What is expected. Search the listing below for the string "many" and copy every line where it occurs.

========

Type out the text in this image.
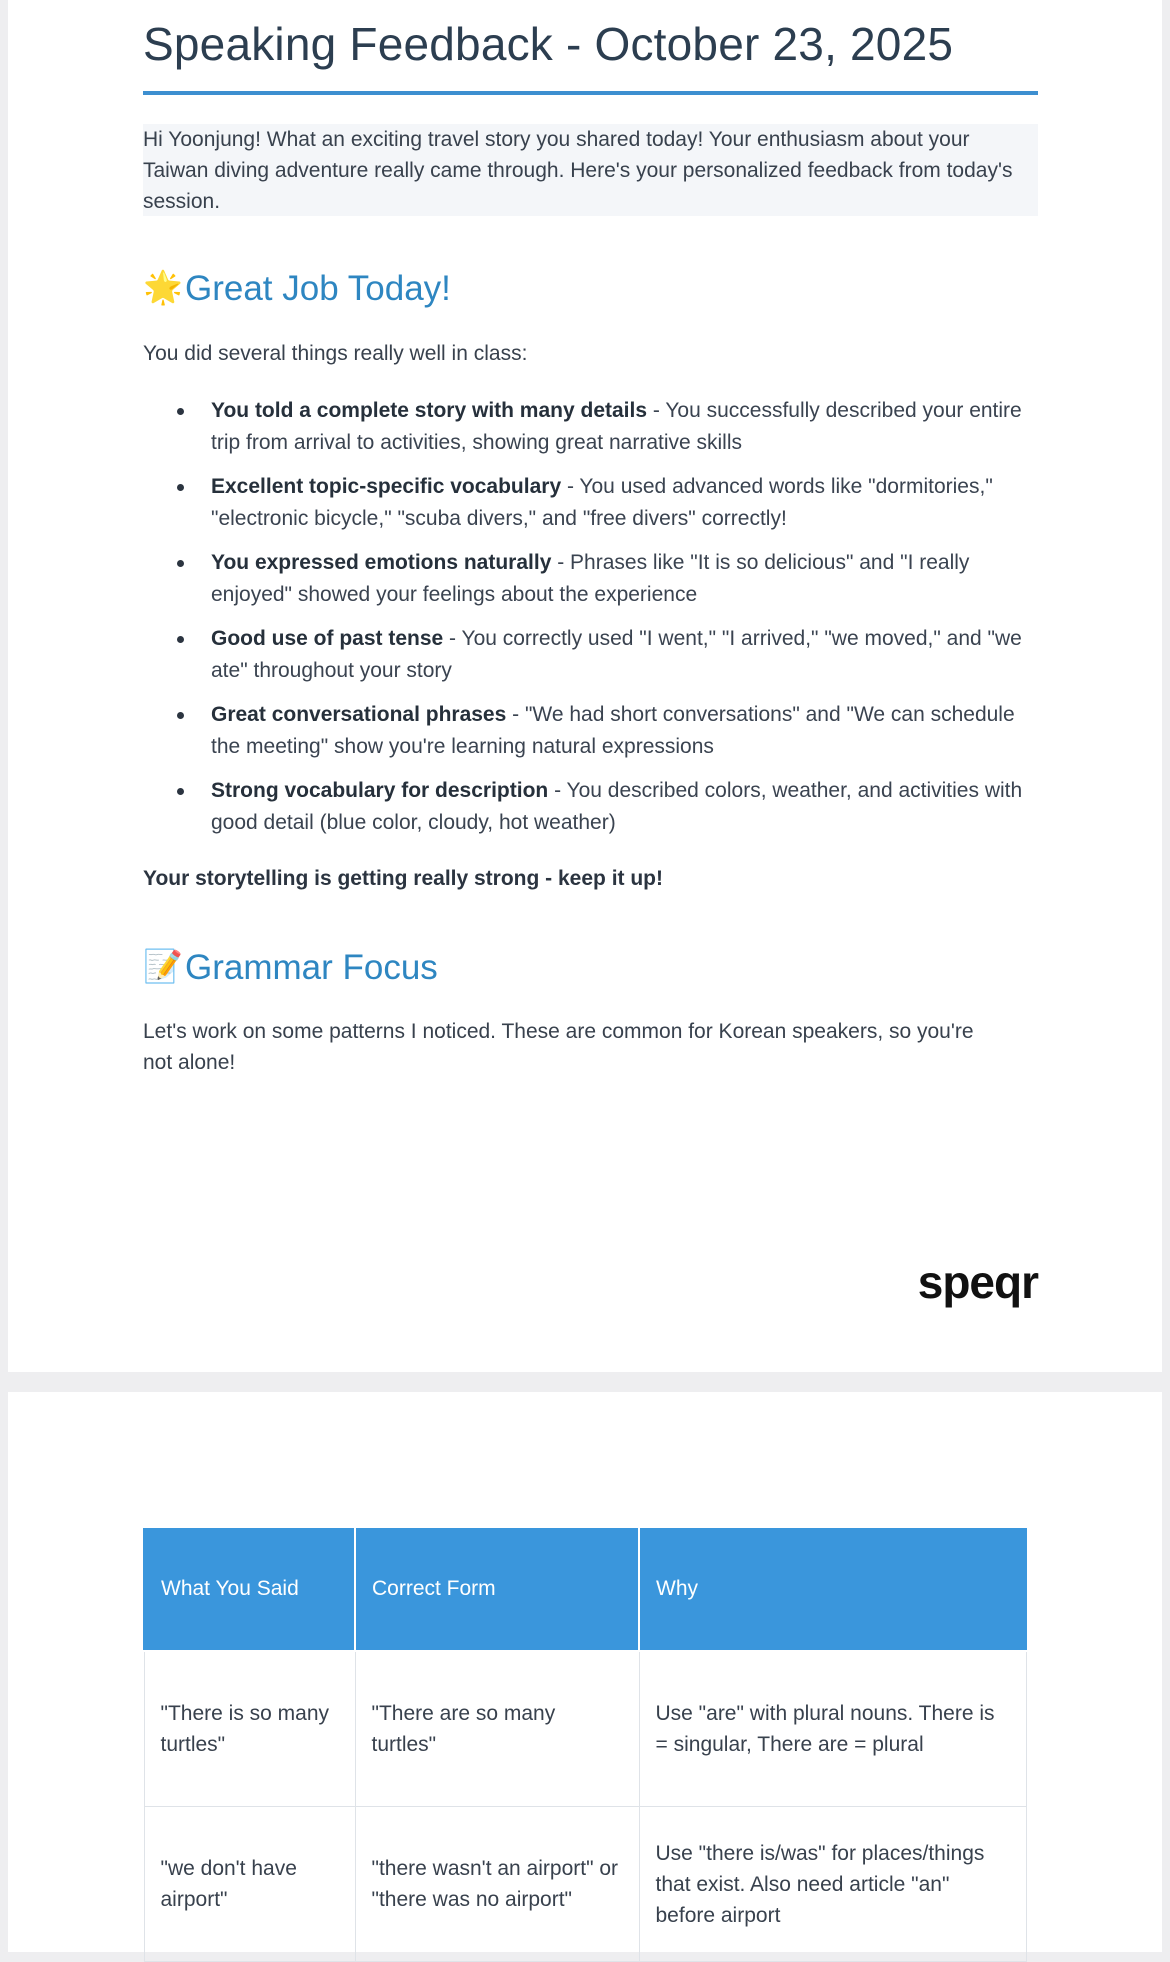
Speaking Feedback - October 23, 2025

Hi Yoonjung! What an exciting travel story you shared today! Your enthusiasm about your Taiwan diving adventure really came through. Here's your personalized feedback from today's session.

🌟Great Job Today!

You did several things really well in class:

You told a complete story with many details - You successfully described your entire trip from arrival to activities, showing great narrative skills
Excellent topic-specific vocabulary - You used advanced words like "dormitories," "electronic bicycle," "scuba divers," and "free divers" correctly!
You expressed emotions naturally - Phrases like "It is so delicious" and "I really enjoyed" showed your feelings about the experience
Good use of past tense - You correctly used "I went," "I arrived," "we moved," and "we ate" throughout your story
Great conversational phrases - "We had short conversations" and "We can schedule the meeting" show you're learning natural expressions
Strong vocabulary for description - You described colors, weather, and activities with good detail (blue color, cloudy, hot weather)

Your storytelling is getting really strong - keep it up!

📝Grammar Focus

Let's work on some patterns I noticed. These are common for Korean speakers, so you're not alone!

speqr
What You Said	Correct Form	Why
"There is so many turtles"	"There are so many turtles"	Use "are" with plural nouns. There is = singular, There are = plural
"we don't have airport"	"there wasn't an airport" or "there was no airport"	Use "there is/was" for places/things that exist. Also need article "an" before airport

========

Task result.
You told a complete story with many details - You successfully described your entire trip from arrival to activities, showing great narrative skills
"There is so many turtles"	"There are so many turtles"	Use "are" with plural nouns. There is = singular, There are = plural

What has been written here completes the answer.